AIM
With the pictures omitted, write out the entries that follow exactly as they stand.

RECORDS PROVIDED
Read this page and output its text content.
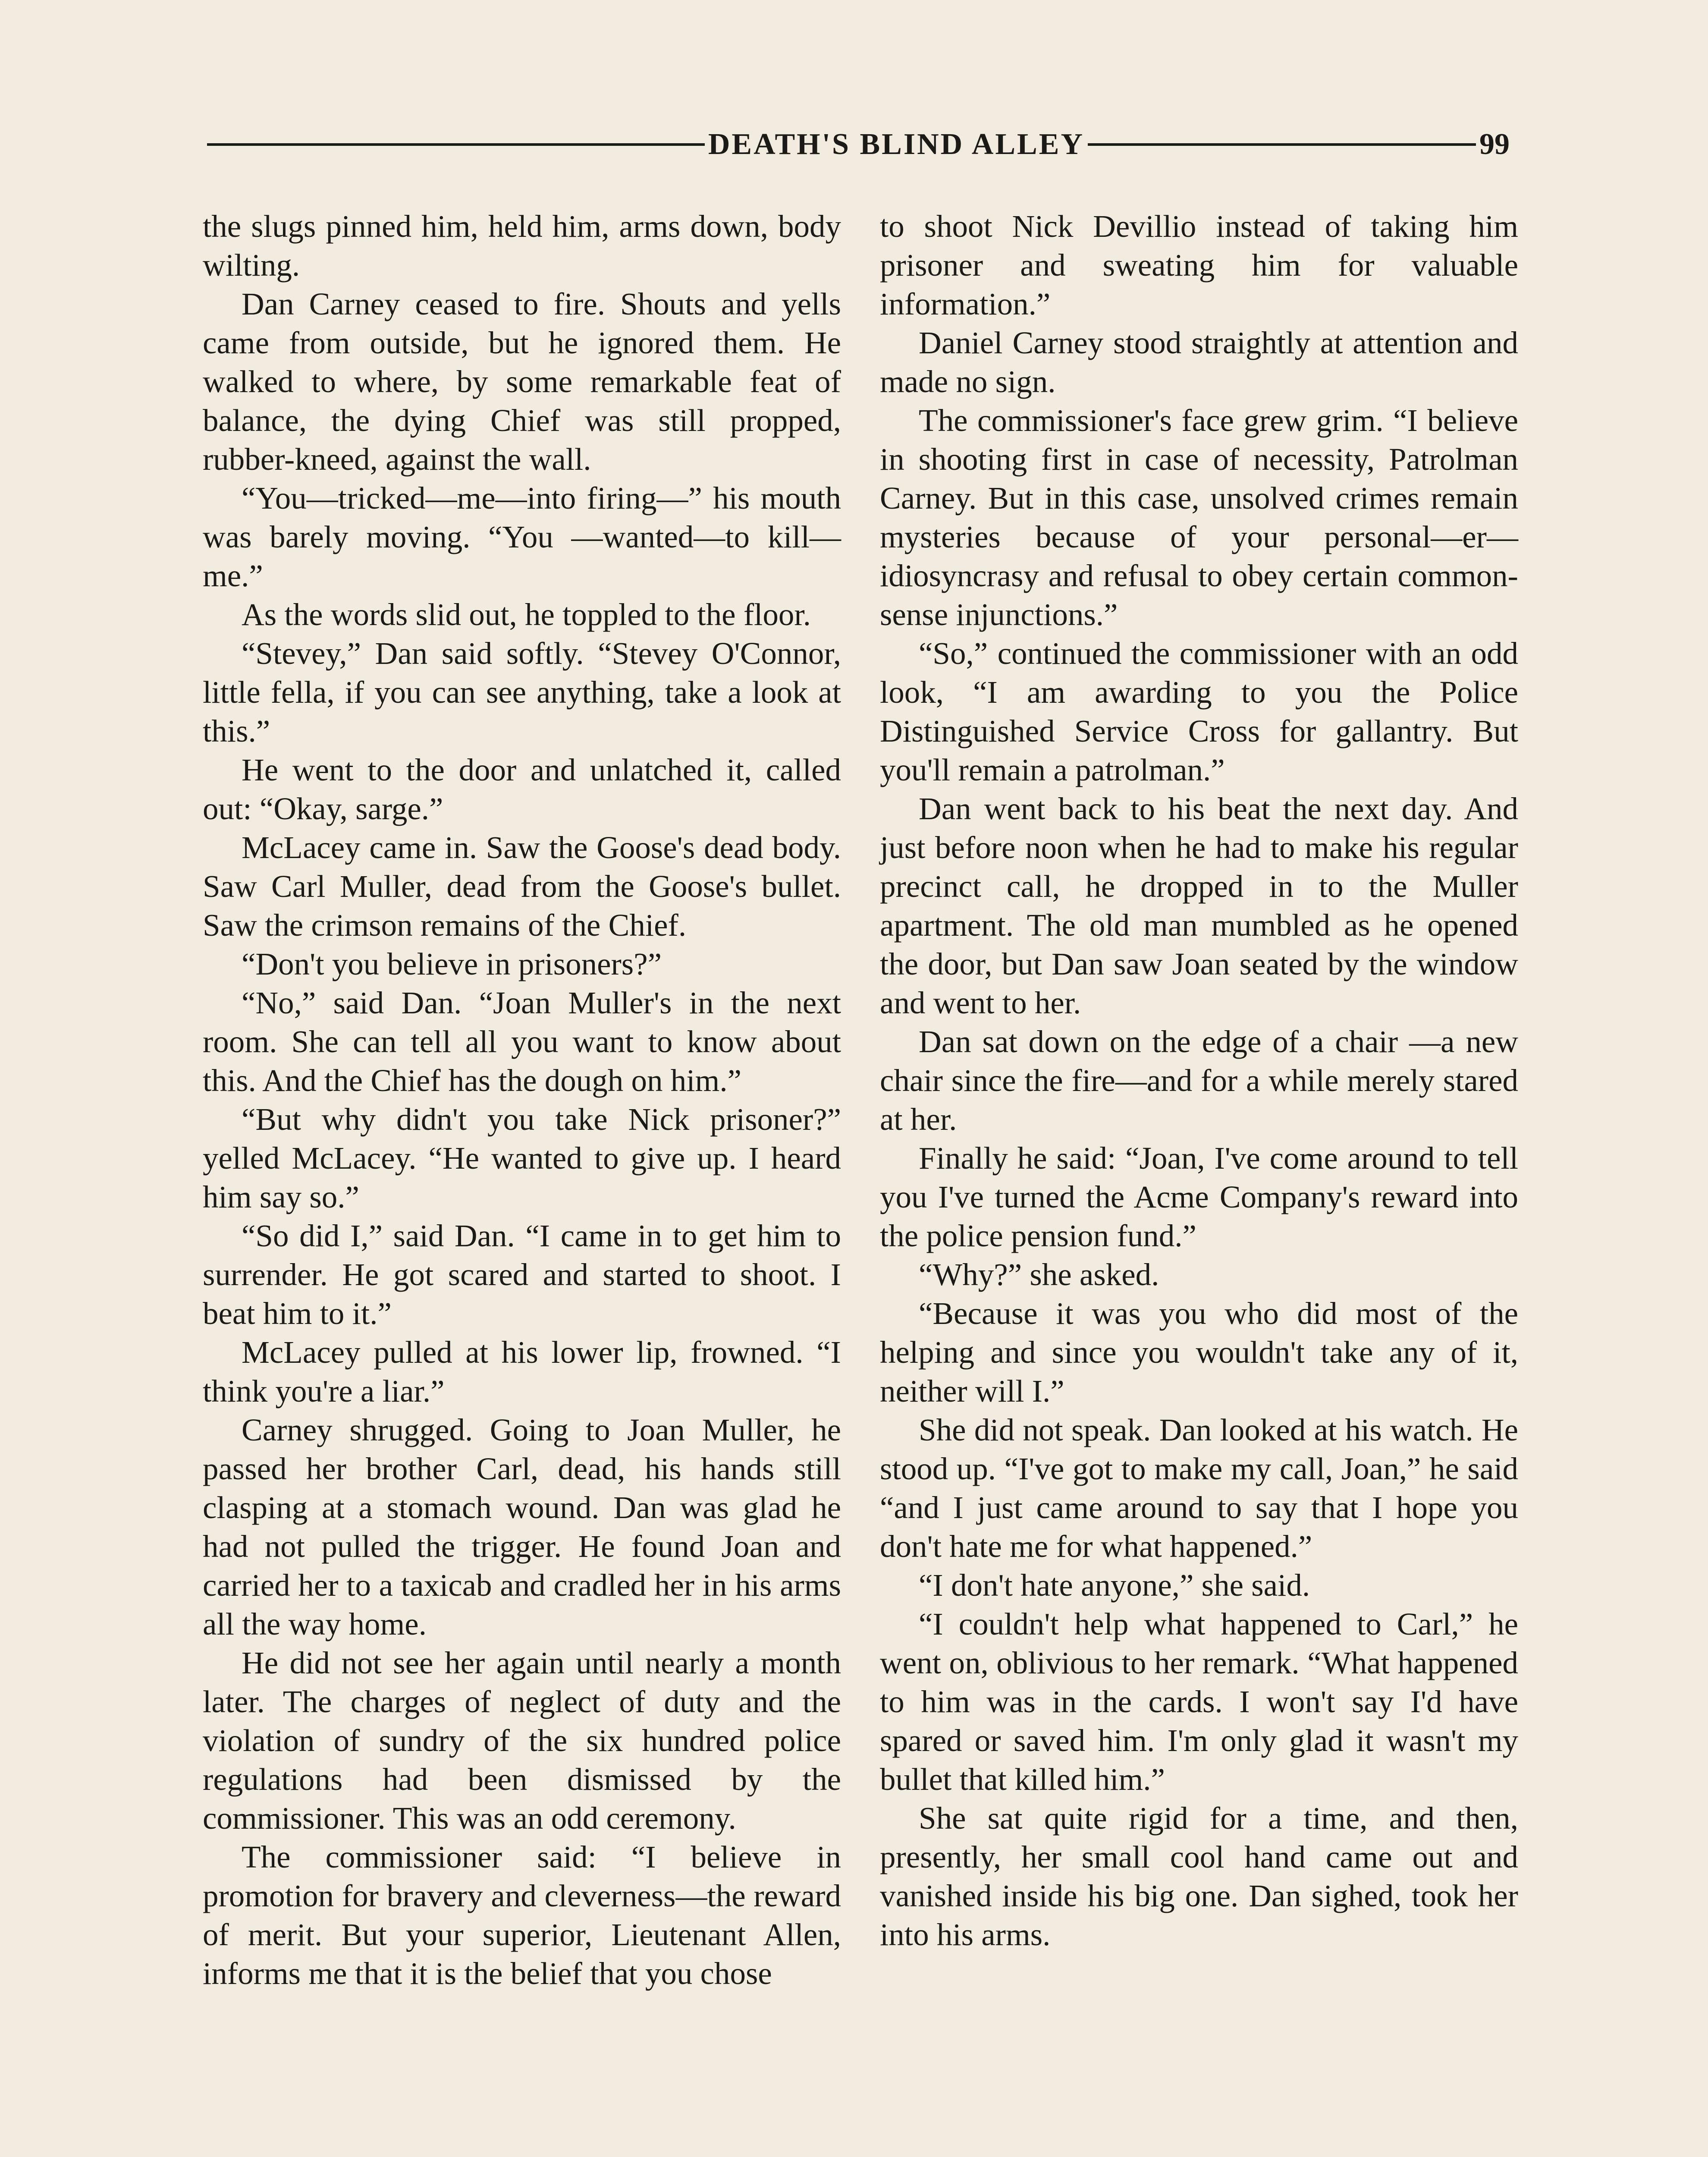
DEATH'S BLIND ALLEY	99

the slugs pinned him, held him, arms down, body wilting.

Dan Carney ceased to fire. Shouts and yells came from outside, but he ignored them. He walked to where, by some remarkable feat of balance, the dying Chief was still propped, rubber-kneed, against the wall.

“You—tricked—me—into firing—” his mouth was barely moving. “You —wanted—to kill—me.”

As the words slid out, he toppled to the floor.

“Stevey,” Dan said softly. “Stevey O'Connor, little fella, if you can see anything, take a look at this.”

He went to the door and unlatched it, called out: “Okay, sarge.”

McLacey came in. Saw the Goose's dead body. Saw Carl Muller, dead from the Goose's bullet. Saw the crimson remains of the Chief.

“Don't you believe in prisoners?”

“No,” said Dan. “Joan Muller's in the next room. She can tell all you want to know about this. And the Chief has the dough on him.”

“But why didn't you take Nick prisoner?” yelled McLacey. “He wanted to give up. I heard him say so.”

“So did I,” said Dan. “I came in to get him to surrender. He got scared and started to shoot. I beat him to it.”

McLacey pulled at his lower lip, frowned. “I think you're a liar.”

Carney shrugged. Going to Joan Muller, he passed her brother Carl, dead, his hands still clasping at a stomach wound. Dan was glad he had not pulled the trigger. He found Joan and carried her to a taxicab and cradled her in his arms all the way home.

He did not see her again until nearly a month later. The charges of neglect of duty and the violation of sundry of the six hundred police regulations had been dismissed by the commissioner. This was an odd ceremony.

The commissioner said: “I believe in promotion for bravery and cleverness—the reward of merit. But your superior, Lieutenant Allen, informs me that it is the belief that you chose

to shoot Nick Devillio instead of taking him prisoner and sweating him for valuable information.”

Daniel Carney stood straightly at attention and made no sign.

The commissioner's face grew grim. “I believe in shooting first in case of necessity, Patrolman Carney. But in this case, unsolved crimes remain mysteries because of your personal—er—idiosyncrasy and refusal to obey certain common-sense injunctions.”

“So,” continued the commissioner with an odd look, “I am awarding to you the Police Distinguished Service Cross for gallantry. But you'll remain a patrolman.”

Dan went back to his beat the next day. And just before noon when he had to make his regular precinct call, he dropped in to the Muller apartment. The old man mumbled as he opened the door, but Dan saw Joan seated by the window and went to her.

Dan sat down on the edge of a chair —a new chair since the fire—and for a while merely stared at her.

Finally he said: “Joan, I've come around to tell you I've turned the Acme Company's reward into the police pension fund.”

“Why?” she asked.

“Because it was you who did most of the helping and since you wouldn't take any of it, neither will I.”

She did not speak. Dan looked at his watch. He stood up. “I've got to make my call, Joan,” he said “and I just came around to say that I hope you don't hate me for what happened.”

“I don't hate anyone,” she said.

“I couldn't help what happened to Carl,” he went on, oblivious to her remark. “What happened to him was in the cards. I won't say I'd have spared or saved him. I'm only glad it wasn't my bullet that killed him.”

She sat quite rigid for a time, and then, presently, her small cool hand came out and vanished inside his big one. Dan sighed, took her into his arms.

EXERCISE OUTPUT
Read this page and output its text content.
DEATH'S BLIND ALLEY	99

the slugs pinned him, held him, arms down, body wilting.

Dan Carney ceased to fire. Shouts and yells came from outside, but he ignored them. He walked to where, by some remarkable feat of balance, the dying Chief was still propped, rubber-kneed, against the wall.

“You—tricked—me—into firing—” his mouth was barely moving. “You —wanted—to kill—me.”

As the words slid out, he toppled to the floor.

“Stevey,” Dan said softly. “Stevey O'Connor, little fella, if you can see anything, take a look at this.”

He went to the door and unlatched it, called out: “Okay, sarge.”

McLacey came in. Saw the Goose's dead body. Saw Carl Muller, dead from the Goose's bullet. Saw the crimson remains of the Chief.

“Don't you believe in prisoners?”

“No,” said Dan. “Joan Muller's in the next room. She can tell all you want to know about this. And the Chief has the dough on him.”

“But why didn't you take Nick prisoner?” yelled McLacey. “He wanted to give up. I heard him say so.”

“So did I,” said Dan. “I came in to get him to surrender. He got scared and started to shoot. I beat him to it.”

McLacey pulled at his lower lip, frowned. “I think you're a liar.”

Carney shrugged. Going to Joan Muller, he passed her brother Carl, dead, his hands still clasping at a stomach wound. Dan was glad he had not pulled the trigger. He found Joan and carried her to a taxicab and cradled her in his arms all the way home.

He did not see her again until nearly a month later. The charges of neglect of duty and the violation of sundry of the six hundred police regulations had been dismissed by the commissioner. This was an odd ceremony.

The commissioner said: “I believe in promotion for bravery and cleverness—the reward of merit. But your superior, Lieutenant Allen, informs me that it is the belief that you chose

to shoot Nick Devillio instead of taking him prisoner and sweating him for valuable information.”

Daniel Carney stood straightly at attention and made no sign.

The commissioner's face grew grim. “I believe in shooting first in case of necessity, Patrolman Carney. But in this case, unsolved crimes remain mysteries because of your personal—er—idiosyncrasy and refusal to obey certain common-sense injunctions.”

“So,” continued the commissioner with an odd look, “I am awarding to you the Police Distinguished Service Cross for gallantry. But you'll remain a patrolman.”

Dan went back to his beat the next day. And just before noon when he had to make his regular precinct call, he dropped in to the Muller apartment. The old man mumbled as he opened the door, but Dan saw Joan seated by the window and went to her.

Dan sat down on the edge of a chair —a new chair since the fire—and for a while merely stared at her.

Finally he said: “Joan, I've come around to tell you I've turned the Acme Company's reward into the police pension fund.”

“Why?” she asked.

“Because it was you who did most of the helping and since you wouldn't take any of it, neither will I.”

She did not speak. Dan looked at his watch. He stood up. “I've got to make my call, Joan,” he said “and I just came around to say that I hope you don't hate me for what happened.”

“I don't hate anyone,” she said.

“I couldn't help what happened to Carl,” he went on, oblivious to her remark. “What happened to him was in the cards. I won't say I'd have spared or saved him. I'm only glad it wasn't my bullet that killed him.”

She sat quite rigid for a time, and then, presently, her small cool hand came out and vanished inside his big one. Dan sighed, took her into his arms.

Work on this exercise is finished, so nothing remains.